→ STATED TASK
Each line of the material below that holds the word "like" needs to be copied.

(Records from a data collection)
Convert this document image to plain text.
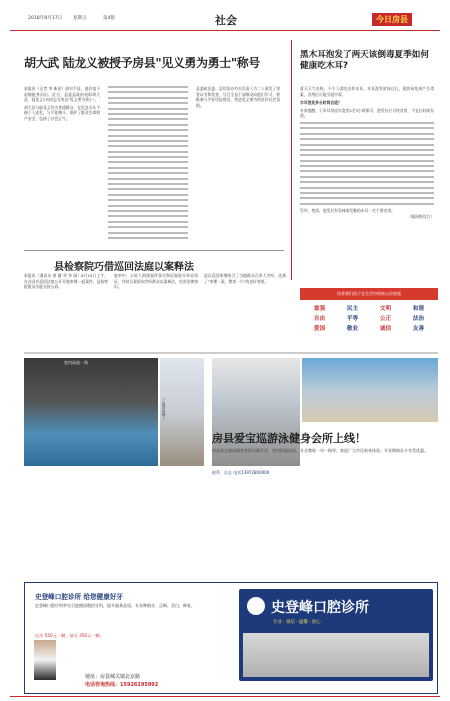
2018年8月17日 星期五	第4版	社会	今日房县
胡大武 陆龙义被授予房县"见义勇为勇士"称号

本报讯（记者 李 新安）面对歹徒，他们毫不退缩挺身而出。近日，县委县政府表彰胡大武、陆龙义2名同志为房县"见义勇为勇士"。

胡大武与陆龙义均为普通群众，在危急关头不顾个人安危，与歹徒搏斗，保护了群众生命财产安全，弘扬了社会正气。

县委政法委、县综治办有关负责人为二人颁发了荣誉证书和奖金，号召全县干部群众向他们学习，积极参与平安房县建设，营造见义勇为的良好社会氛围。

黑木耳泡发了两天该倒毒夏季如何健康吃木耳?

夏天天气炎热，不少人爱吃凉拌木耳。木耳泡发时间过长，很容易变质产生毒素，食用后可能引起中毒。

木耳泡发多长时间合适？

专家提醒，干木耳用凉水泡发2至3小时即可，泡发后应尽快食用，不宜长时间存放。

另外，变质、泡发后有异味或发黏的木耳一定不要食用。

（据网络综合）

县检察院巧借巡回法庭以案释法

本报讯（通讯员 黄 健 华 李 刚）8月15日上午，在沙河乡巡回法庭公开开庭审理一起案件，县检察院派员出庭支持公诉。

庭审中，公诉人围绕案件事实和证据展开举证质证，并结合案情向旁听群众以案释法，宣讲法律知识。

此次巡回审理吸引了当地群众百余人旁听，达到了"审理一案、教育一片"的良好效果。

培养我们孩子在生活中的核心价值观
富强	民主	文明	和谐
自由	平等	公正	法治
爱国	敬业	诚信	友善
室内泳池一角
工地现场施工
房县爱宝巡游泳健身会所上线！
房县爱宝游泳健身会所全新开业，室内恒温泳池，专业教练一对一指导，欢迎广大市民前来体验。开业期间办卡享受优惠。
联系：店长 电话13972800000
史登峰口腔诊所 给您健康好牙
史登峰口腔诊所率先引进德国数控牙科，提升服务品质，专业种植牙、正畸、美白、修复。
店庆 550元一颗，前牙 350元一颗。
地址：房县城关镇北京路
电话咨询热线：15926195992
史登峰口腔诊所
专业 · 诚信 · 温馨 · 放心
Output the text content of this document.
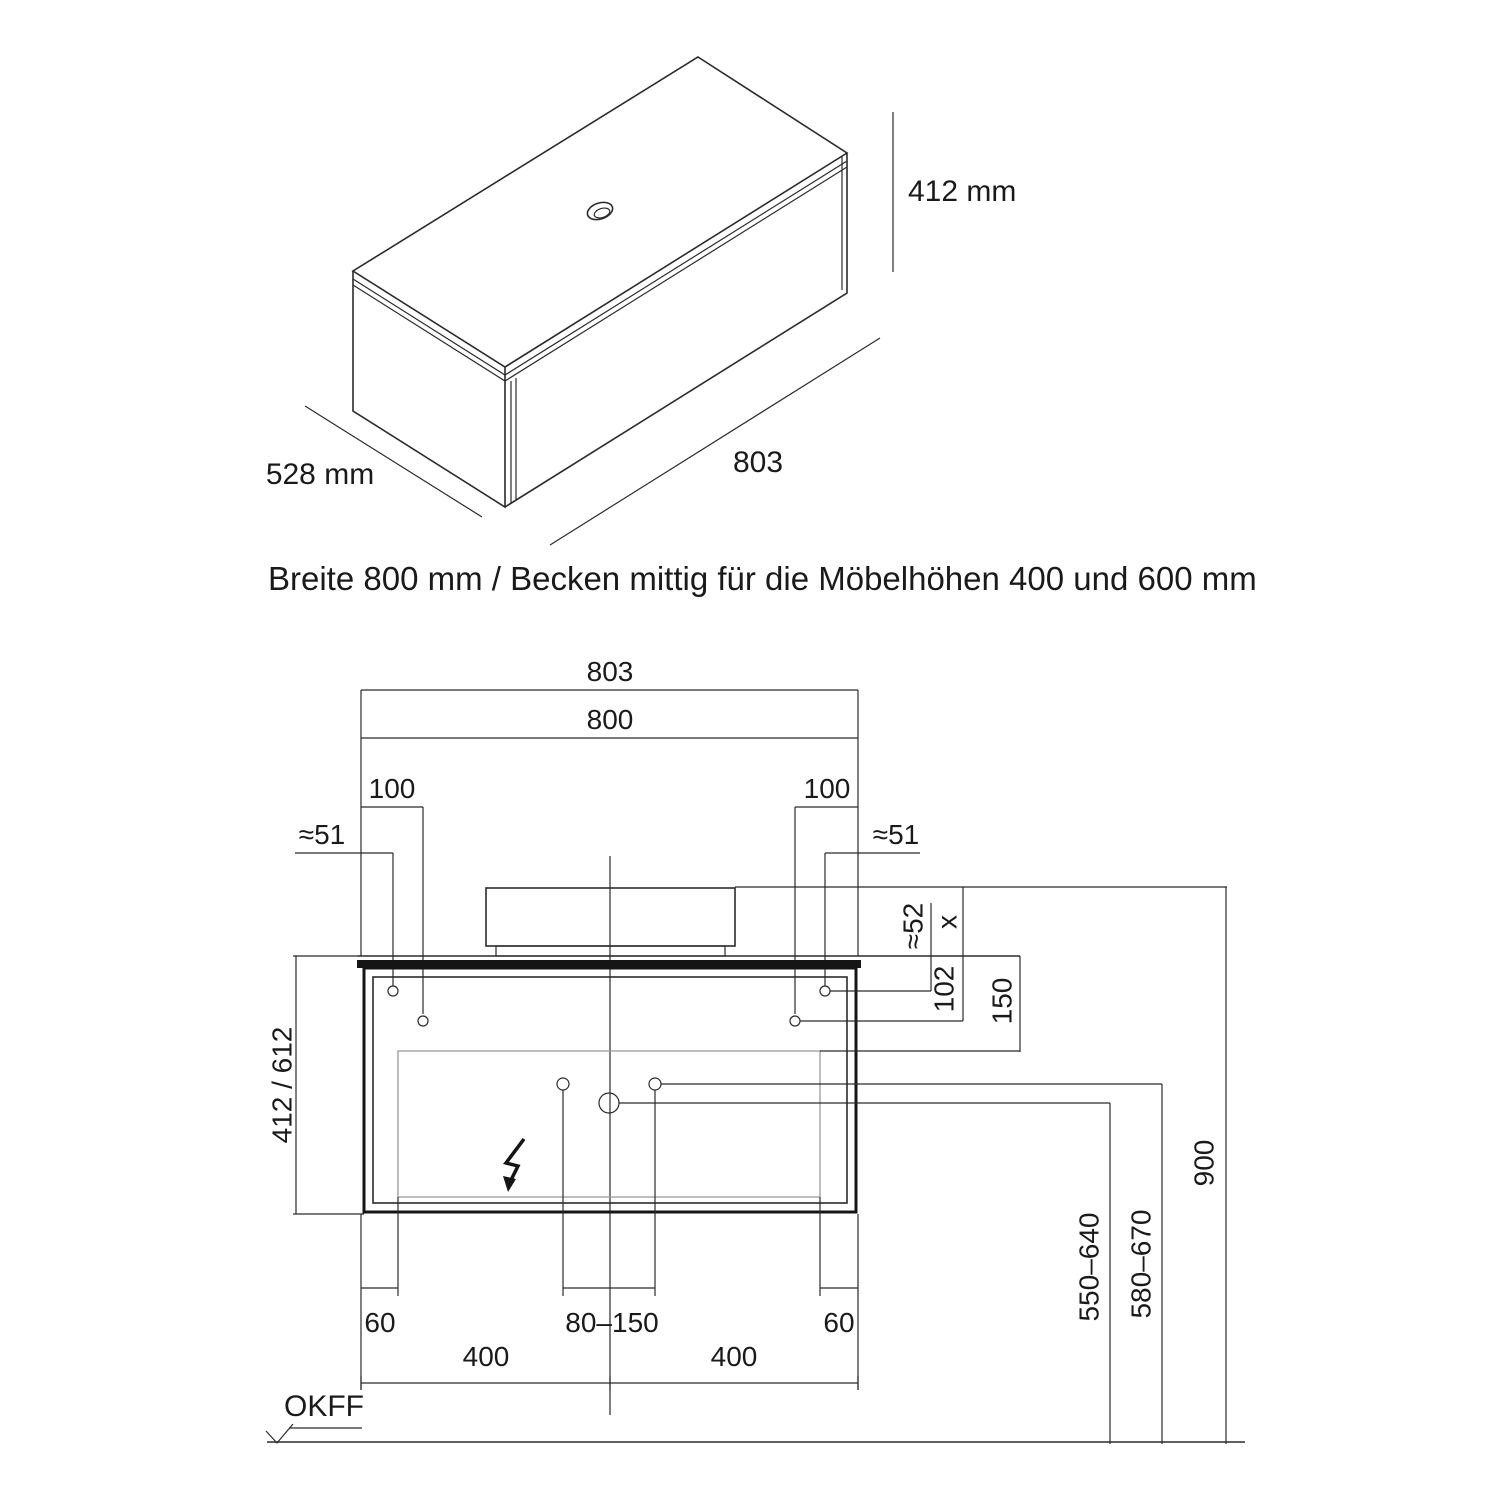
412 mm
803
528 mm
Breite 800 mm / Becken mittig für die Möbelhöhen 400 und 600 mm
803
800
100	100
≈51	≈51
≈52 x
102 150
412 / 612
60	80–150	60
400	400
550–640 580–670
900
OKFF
* * *
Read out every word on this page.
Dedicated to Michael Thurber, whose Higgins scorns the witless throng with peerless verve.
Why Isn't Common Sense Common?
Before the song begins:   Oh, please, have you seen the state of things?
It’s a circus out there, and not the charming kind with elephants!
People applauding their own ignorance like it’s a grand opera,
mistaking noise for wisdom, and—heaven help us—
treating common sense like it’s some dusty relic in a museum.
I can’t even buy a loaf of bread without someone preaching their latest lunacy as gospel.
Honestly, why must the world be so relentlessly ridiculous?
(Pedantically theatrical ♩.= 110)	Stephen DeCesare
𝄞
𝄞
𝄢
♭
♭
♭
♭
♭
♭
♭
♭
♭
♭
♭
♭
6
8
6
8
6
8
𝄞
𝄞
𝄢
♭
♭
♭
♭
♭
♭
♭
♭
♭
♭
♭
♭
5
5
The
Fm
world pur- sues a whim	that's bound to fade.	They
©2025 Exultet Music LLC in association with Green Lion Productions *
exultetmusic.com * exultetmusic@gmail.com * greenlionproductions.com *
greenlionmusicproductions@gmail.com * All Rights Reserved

→ THE ANSWER
People applauding their own ignorance like it’s a grand opera,
treating common sense like it’s some dusty relic in a museum.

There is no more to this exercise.